* Exercise task: Transcribe every line of the listing below without any deviation.

* Source data:
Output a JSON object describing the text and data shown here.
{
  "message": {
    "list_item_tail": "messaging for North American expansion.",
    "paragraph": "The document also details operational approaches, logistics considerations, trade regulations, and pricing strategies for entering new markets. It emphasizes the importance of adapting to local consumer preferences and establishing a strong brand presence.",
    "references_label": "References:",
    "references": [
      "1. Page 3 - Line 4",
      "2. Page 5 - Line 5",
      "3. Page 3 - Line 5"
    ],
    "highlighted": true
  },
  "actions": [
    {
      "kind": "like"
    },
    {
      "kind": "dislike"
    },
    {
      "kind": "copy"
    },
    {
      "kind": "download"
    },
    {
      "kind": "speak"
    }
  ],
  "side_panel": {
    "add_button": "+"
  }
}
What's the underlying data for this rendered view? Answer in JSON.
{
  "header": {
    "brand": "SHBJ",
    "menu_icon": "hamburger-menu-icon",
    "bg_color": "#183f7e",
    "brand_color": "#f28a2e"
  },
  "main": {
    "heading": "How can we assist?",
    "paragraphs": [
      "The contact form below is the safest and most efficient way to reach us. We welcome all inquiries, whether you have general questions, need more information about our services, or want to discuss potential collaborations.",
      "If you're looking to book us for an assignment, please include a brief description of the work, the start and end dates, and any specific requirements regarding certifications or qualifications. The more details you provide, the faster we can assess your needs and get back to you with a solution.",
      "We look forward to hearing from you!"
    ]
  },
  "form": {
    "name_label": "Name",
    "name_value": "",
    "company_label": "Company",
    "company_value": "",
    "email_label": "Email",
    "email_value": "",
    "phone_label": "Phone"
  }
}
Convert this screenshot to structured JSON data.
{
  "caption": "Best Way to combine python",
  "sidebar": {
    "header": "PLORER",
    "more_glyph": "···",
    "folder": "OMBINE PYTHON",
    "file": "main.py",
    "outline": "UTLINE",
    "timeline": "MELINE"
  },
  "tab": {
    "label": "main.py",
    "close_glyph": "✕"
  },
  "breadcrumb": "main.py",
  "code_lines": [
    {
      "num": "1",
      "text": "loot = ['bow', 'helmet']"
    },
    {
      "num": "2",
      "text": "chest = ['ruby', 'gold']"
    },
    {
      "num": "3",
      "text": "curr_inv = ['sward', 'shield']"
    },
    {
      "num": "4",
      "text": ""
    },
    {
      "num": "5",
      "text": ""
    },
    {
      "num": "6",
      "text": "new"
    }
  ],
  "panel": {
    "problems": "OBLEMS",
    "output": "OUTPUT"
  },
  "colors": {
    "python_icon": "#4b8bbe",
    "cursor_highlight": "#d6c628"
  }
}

* Reply:
Output a JSON object describing the text and data shown here.
{
  "message": {
    "list_item_tail": "messaging for North American expansion.",
    "paragraph": "The document also details operational approaches, logistics considerations, trade regulations, and pricing strategies for entering new markets. It emphasizes the importance of adapting to local consumer preferences and establishing a strong brand presence.",
    "references_label": "References:",
    "references": [
      "1. Page 3 - Line 4",
      "2. Page 5 - Line 5",
      "3. Page 3 - Line 5"
    ],
    "highlighted": true
  },
  "actions": [
    {
      "kind": "like"
    },
    {
      "kind": "dislike"
    },
    {
      "kind": "copy"
    },
    {
      "kind": "download"
    },
    {
      "kind": "speak"
    }
  ],
  "side_panel": {
    "add_button": "+"
  }
}
What's the underlying data for this rendered view? Answer in JSON.
{
  "header": {
    "brand": "SHBJ",
    "menu_icon": "hamburger-menu-icon",
    "bg_color": "#183f7e",
    "brand_color": "#f28a2e"
  },
  "main": {
    "heading": "How can we assist?",
    "paragraphs": [
      "The contact form below is the safest and most efficient way to reach us. We welcome all inquiries, whether you have general questions, need more information about our services, or want to discuss potential collaborations.",
      "If you're looking to book us for an assignment, please include a brief description of the work, the start and end dates, and any specific requirements regarding certifications or qualifications. The more details you provide, the faster we can assess your needs and get back to you with a solution.",
      "We look forward to hearing from you!"
    ]
  },
  "form": {
    "name_label": "Name",
    "name_value": "",
    "company_label": "Company",
    "company_value": "",
    "email_label": "Email",
    "email_value": "",
    "phone_label": "Phone"
  }
}
Convert this screenshot to structured JSON data.
{
  "caption": "Best Way to combine python",
  "sidebar": {
    "header": "PLORER",
    "more_glyph": "···",
    "folder": "OMBINE PYTHON",
    "file": "main.py",
    "outline": "UTLINE",
    "timeline": "MELINE"
  },
  "tab": {
    "label": "main.py",
    "close_glyph": "✕"
  },
  "breadcrumb": "main.py",
  "code_lines": [
    {
      "num": "1",
      "text": "loot = ['bow', 'helmet']"
    },
    {
      "num": "2",
      "text": "chest = ['ruby', 'gold']"
    },
    {
      "num": "3",
      "text": "curr_inv = ['sward', 'shield']"
    },
    {
      "num": "4",
      "text": ""
    },
    {
      "num": "5",
      "text": ""
    },
    {
      "num": "6",
      "text": "new"
    }
  ],
  "panel": {
    "problems": "OBLEMS",
    "output": "OUTPUT"
  },
  "colors": {
    "python_icon": "#4b8bbe",
    "cursor_highlight": "#d6c628"
  }
}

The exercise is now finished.